Restate the full set of records exactly, without adding or dropping a word.

* PROVIDED ENTRIES *
┌──
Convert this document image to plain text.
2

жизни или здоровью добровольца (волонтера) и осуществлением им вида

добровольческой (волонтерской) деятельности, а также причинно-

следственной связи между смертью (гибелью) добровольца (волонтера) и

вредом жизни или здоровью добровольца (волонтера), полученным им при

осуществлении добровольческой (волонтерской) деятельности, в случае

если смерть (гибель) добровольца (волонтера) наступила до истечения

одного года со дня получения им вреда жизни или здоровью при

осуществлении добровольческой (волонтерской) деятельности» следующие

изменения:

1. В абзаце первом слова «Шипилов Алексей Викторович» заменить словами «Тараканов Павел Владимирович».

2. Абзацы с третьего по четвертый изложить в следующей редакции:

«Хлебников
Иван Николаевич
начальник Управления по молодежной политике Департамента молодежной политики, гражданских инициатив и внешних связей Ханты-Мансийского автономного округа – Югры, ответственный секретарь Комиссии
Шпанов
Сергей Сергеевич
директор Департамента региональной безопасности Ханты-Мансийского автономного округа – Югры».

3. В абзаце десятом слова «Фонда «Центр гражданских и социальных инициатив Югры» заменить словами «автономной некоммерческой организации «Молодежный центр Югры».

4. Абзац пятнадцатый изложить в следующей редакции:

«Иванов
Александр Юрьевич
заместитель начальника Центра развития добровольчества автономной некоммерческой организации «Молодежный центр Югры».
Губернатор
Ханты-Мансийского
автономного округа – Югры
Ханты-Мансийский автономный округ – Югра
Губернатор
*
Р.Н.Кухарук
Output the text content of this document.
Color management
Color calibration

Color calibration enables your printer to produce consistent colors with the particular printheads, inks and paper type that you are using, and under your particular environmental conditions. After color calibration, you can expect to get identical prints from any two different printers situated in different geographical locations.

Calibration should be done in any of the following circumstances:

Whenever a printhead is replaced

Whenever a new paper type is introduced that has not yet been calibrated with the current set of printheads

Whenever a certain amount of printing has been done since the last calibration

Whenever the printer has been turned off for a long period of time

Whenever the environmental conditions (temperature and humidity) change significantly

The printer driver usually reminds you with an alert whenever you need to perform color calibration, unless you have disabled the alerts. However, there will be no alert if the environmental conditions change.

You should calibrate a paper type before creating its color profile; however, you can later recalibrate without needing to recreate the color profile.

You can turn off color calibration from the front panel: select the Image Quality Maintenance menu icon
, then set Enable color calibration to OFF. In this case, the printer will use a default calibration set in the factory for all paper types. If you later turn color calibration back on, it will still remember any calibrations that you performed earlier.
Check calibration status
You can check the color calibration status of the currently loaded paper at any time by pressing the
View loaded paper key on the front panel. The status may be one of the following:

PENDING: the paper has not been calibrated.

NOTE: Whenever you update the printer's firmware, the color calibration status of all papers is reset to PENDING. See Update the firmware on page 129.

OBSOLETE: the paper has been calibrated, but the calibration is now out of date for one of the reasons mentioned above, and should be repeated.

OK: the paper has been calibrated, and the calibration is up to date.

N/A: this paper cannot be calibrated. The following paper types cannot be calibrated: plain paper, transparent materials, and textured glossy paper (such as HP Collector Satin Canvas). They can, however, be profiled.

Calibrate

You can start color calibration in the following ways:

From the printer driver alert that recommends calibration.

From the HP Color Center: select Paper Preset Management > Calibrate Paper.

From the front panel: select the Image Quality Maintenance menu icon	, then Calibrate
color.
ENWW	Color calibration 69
└──
* RESPONSE *
Convert this document image to plain text.
2

жизни или здоровью добровольца (волонтера) и осуществлением им вида

добровольческой (волонтерской) деятельности, а также причинно-

следственной связи между смертью (гибелью) добровольца (волонтера) и

вредом жизни или здоровью добровольца (волонтера), полученным им при

осуществлении добровольческой (волонтерской) деятельности, в случае

если смерть (гибель) добровольца (волонтера) наступила до истечения

одного года со дня получения им вреда жизни или здоровью при

осуществлении добровольческой (волонтерской) деятельности» следующие

изменения:

1. В абзаце первом слова «Шипилов Алексей Викторович» заменить словами «Тараканов Павел Владимирович».

2. Абзацы с третьего по четвертый изложить в следующей редакции:

«Хлебников
Иван Николаевич
начальник Управления по молодежной политике Департамента молодежной политики, гражданских инициатив и внешних связей Ханты-Мансийского автономного округа – Югры, ответственный секретарь Комиссии
Шпанов
Сергей Сергеевич
директор Департамента региональной безопасности Ханты-Мансийского автономного округа – Югры».

3. В абзаце десятом слова «Фонда «Центр гражданских и социальных инициатив Югры» заменить словами «автономной некоммерческой организации «Молодежный центр Югры».

4. Абзац пятнадцатый изложить в следующей редакции:

«Иванов
Александр Юрьевич
заместитель начальника Центра развития добровольчества автономной некоммерческой организации «Молодежный центр Югры».
Губернатор
Ханты-Мансийского
автономного округа – Югры
Ханты-Мансийский автономный округ – Югра
Губернатор
*
Р.Н.Кухарук
Output the text content of this document.
Color management
Color calibration

Color calibration enables your printer to produce consistent colors with the particular printheads, inks and paper type that you are using, and under your particular environmental conditions. After color calibration, you can expect to get identical prints from any two different printers situated in different geographical locations.

Calibration should be done in any of the following circumstances:

Whenever a printhead is replaced

Whenever a new paper type is introduced that has not yet been calibrated with the current set of printheads

Whenever a certain amount of printing has been done since the last calibration

Whenever the printer has been turned off for a long period of time

Whenever the environmental conditions (temperature and humidity) change significantly

The printer driver usually reminds you with an alert whenever you need to perform color calibration, unless you have disabled the alerts. However, there will be no alert if the environmental conditions change.

You should calibrate a paper type before creating its color profile; however, you can later recalibrate without needing to recreate the color profile.

You can turn off color calibration from the front panel: select the Image Quality Maintenance menu icon
, then set Enable color calibration to OFF. In this case, the printer will use a default calibration set in the factory for all paper types. If you later turn color calibration back on, it will still remember any calibrations that you performed earlier.
Check calibration status
You can check the color calibration status of the currently loaded paper at any time by pressing the
View loaded paper key on the front panel. The status may be one of the following:

PENDING: the paper has not been calibrated.

NOTE: Whenever you update the printer's firmware, the color calibration status of all papers is reset to PENDING. See Update the firmware on page 129.

OBSOLETE: the paper has been calibrated, but the calibration is now out of date for one of the reasons mentioned above, and should be repeated.

OK: the paper has been calibrated, and the calibration is up to date.

N/A: this paper cannot be calibrated. The following paper types cannot be calibrated: plain paper, transparent materials, and textured glossy paper (such as HP Collector Satin Canvas). They can, however, be profiled.

Calibrate

You can start color calibration in the following ways:

From the printer driver alert that recommends calibration.

From the HP Color Center: select Paper Preset Management > Calibrate Paper.

From the front panel: select the Image Quality Maintenance menu icon	, then Calibrate
color.
ENWW	Color calibration 69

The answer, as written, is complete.